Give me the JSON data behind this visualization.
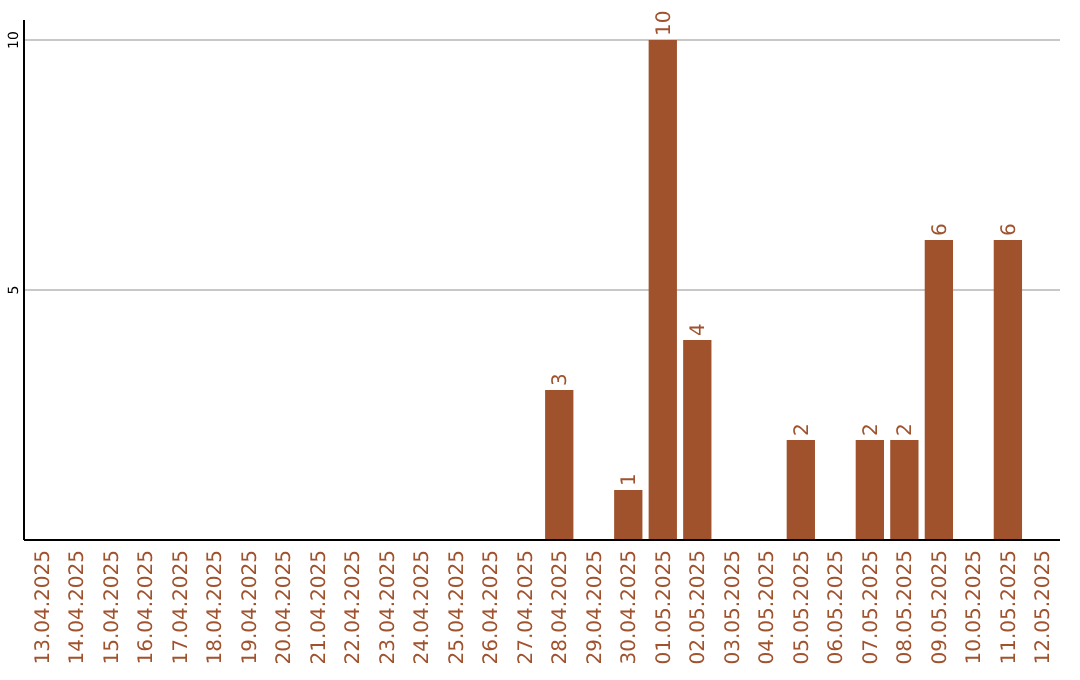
{
  "chart_data": {
    "type": "bar",
    "categories": [
      "13.04.2025",
      "14.04.2025",
      "15.04.2025",
      "16.04.2025",
      "17.04.2025",
      "18.04.2025",
      "19.04.2025",
      "20.04.2025",
      "21.04.2025",
      "22.04.2025",
      "23.04.2025",
      "24.04.2025",
      "25.04.2025",
      "26.04.2025",
      "27.04.2025",
      "28.04.2025",
      "29.04.2025",
      "30.04.2025",
      "01.05.2025",
      "02.05.2025",
      "03.05.2025",
      "04.05.2025",
      "05.05.2025",
      "06.05.2025",
      "07.05.2025",
      "08.05.2025",
      "09.05.2025",
      "10.05.2025",
      "11.05.2025",
      "12.05.2025"
    ],
    "values": [
      null,
      null,
      null,
      null,
      null,
      null,
      null,
      null,
      null,
      null,
      null,
      null,
      null,
      null,
      null,
      3,
      null,
      1,
      10,
      4,
      null,
      null,
      2,
      null,
      2,
      2,
      6,
      null,
      6,
      null
    ],
    "color": "#a0522d",
    "ylim": [
      0,
      10
    ],
    "yticks": [
      5,
      10
    ],
    "grid": "y",
    "data_labels": true
  }
}
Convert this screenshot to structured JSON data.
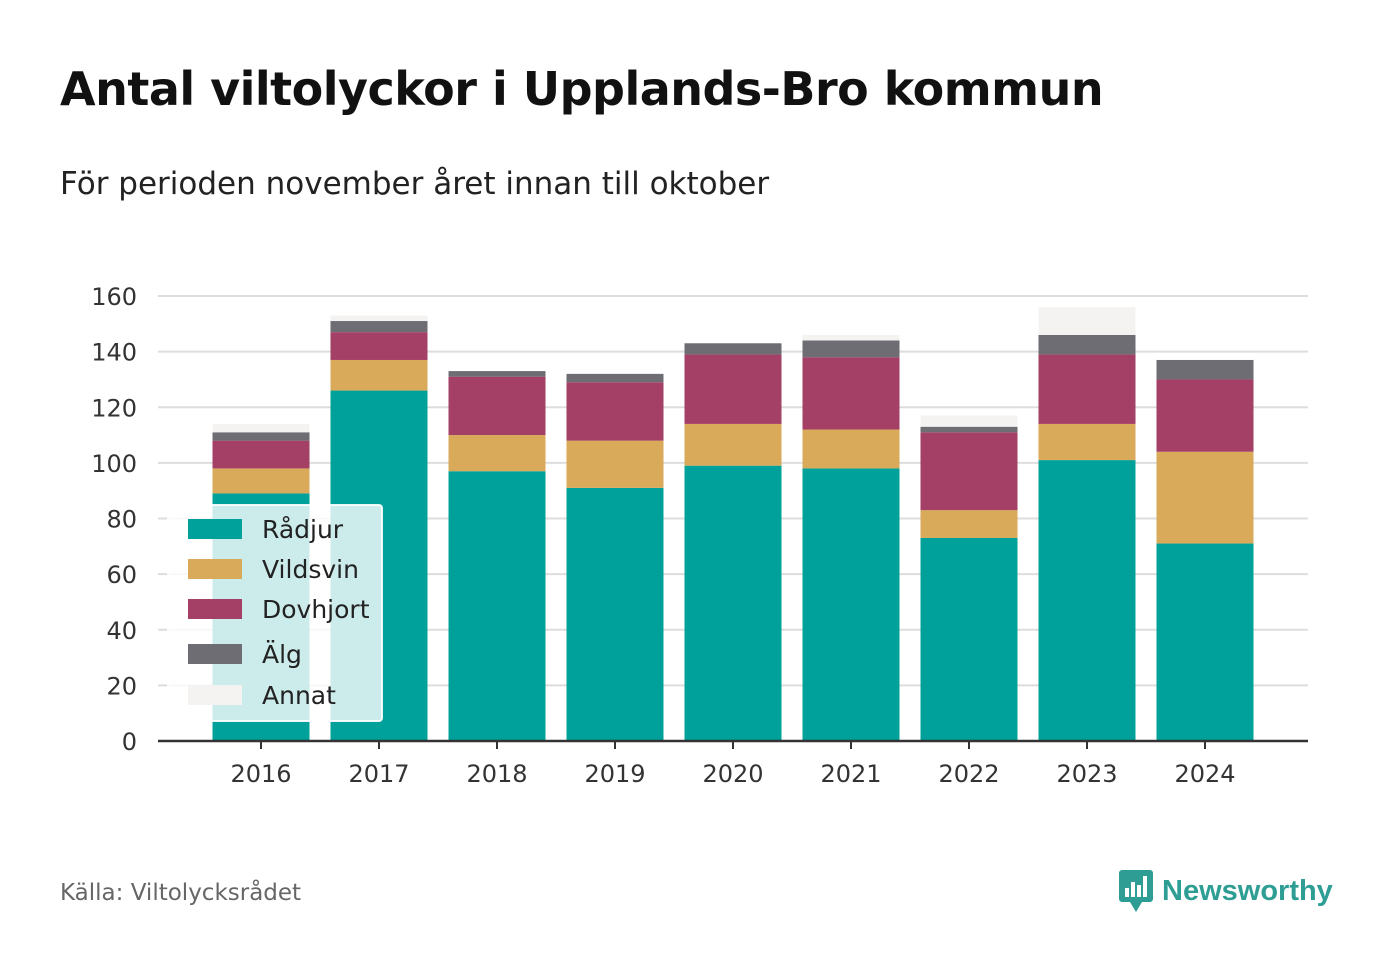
{
  "title": "Antal viltolyckor i Upplands-Bro kommun",
  "subtitle": "För perioden november året innan till oktober",
  "source": "Källa: Viltolycksrådet",
  "brand": "Newsworthy",
  "colors": {
    "Rådjur": "#00a19a",
    "Vildsvin": "#d9aa5a",
    "Dovhjort": "#a43f65",
    "Älg": "#6e6d73",
    "Annat": "#f5f3f1",
    "grid": "#dddddd",
    "axis": "#333333",
    "brand": "#2e9e95"
  },
  "chart_data": {
    "type": "bar",
    "stacked": true,
    "title": "Antal viltolyckor i Upplands-Bro kommun",
    "subtitle": "För perioden november året innan till oktober",
    "categories": [
      "2016",
      "2017",
      "2018",
      "2019",
      "2020",
      "2021",
      "2022",
      "2023",
      "2024"
    ],
    "series": [
      {
        "name": "Rådjur",
        "values": [
          89,
          126,
          97,
          91,
          99,
          98,
          73,
          101,
          71
        ]
      },
      {
        "name": "Vildsvin",
        "values": [
          9,
          11,
          13,
          17,
          15,
          14,
          10,
          13,
          33
        ]
      },
      {
        "name": "Dovhjort",
        "values": [
          10,
          10,
          21,
          21,
          25,
          26,
          28,
          25,
          26
        ]
      },
      {
        "name": "Älg",
        "values": [
          3,
          4,
          2,
          3,
          4,
          6,
          2,
          7,
          7
        ]
      },
      {
        "name": "Annat",
        "values": [
          3,
          2,
          0,
          0,
          0,
          2,
          4,
          10,
          0
        ]
      }
    ],
    "yticks": [
      0,
      20,
      40,
      60,
      80,
      100,
      120,
      140,
      160
    ],
    "ylim": [
      0,
      160
    ],
    "xlabel": "",
    "ylabel": "",
    "grid": true,
    "legend": "bottom-left"
  }
}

────────────────────

▸ **Written instruction**: Repeat the lines above exactly, and keep every picture out.

▸ **The completed task**:
Give me the JSON data behind this visualization.
{
  "chart_data": {
    "type": "bar",
    "categories": [
      "13.04.2025",
      "14.04.2025",
      "15.04.2025",
      "16.04.2025",
      "17.04.2025",
      "18.04.2025",
      "19.04.2025",
      "20.04.2025",
      "21.04.2025",
      "22.04.2025",
      "23.04.2025",
      "24.04.2025",
      "25.04.2025",
      "26.04.2025",
      "27.04.2025",
      "28.04.2025",
      "29.04.2025",
      "30.04.2025",
      "01.05.2025",
      "02.05.2025",
      "03.05.2025",
      "04.05.2025",
      "05.05.2025",
      "06.05.2025",
      "07.05.2025",
      "08.05.2025",
      "09.05.2025",
      "10.05.2025",
      "11.05.2025",
      "12.05.2025"
    ],
    "values": [
      null,
      null,
      null,
      null,
      null,
      null,
      null,
      null,
      null,
      null,
      null,
      null,
      null,
      null,
      null,
      3,
      null,
      1,
      10,
      4,
      null,
      null,
      2,
      null,
      2,
      2,
      6,
      null,
      6,
      null
    ],
    "color": "#a0522d",
    "ylim": [
      0,
      10
    ],
    "yticks": [
      5,
      10
    ],
    "grid": "y",
    "data_labels": true
  }
}
Convert this screenshot to structured JSON data.
{
  "title": "Antal viltolyckor i Upplands-Bro kommun",
  "subtitle": "För perioden november året innan till oktober",
  "source": "Källa: Viltolycksrådet",
  "brand": "Newsworthy",
  "colors": {
    "Rådjur": "#00a19a",
    "Vildsvin": "#d9aa5a",
    "Dovhjort": "#a43f65",
    "Älg": "#6e6d73",
    "Annat": "#f5f3f1",
    "grid": "#dddddd",
    "axis": "#333333",
    "brand": "#2e9e95"
  },
  "chart_data": {
    "type": "bar",
    "stacked": true,
    "title": "Antal viltolyckor i Upplands-Bro kommun",
    "subtitle": "För perioden november året innan till oktober",
    "categories": [
      "2016",
      "2017",
      "2018",
      "2019",
      "2020",
      "2021",
      "2022",
      "2023",
      "2024"
    ],
    "series": [
      {
        "name": "Rådjur",
        "values": [
          89,
          126,
          97,
          91,
          99,
          98,
          73,
          101,
          71
        ]
      },
      {
        "name": "Vildsvin",
        "values": [
          9,
          11,
          13,
          17,
          15,
          14,
          10,
          13,
          33
        ]
      },
      {
        "name": "Dovhjort",
        "values": [
          10,
          10,
          21,
          21,
          25,
          26,
          28,
          25,
          26
        ]
      },
      {
        "name": "Älg",
        "values": [
          3,
          4,
          2,
          3,
          4,
          6,
          2,
          7,
          7
        ]
      },
      {
        "name": "Annat",
        "values": [
          3,
          2,
          0,
          0,
          0,
          2,
          4,
          10,
          0
        ]
      }
    ],
    "yticks": [
      0,
      20,
      40,
      60,
      80,
      100,
      120,
      140,
      160
    ],
    "ylim": [
      0,
      160
    ],
    "xlabel": "",
    "ylabel": "",
    "grid": true,
    "legend": "bottom-left"
  }
}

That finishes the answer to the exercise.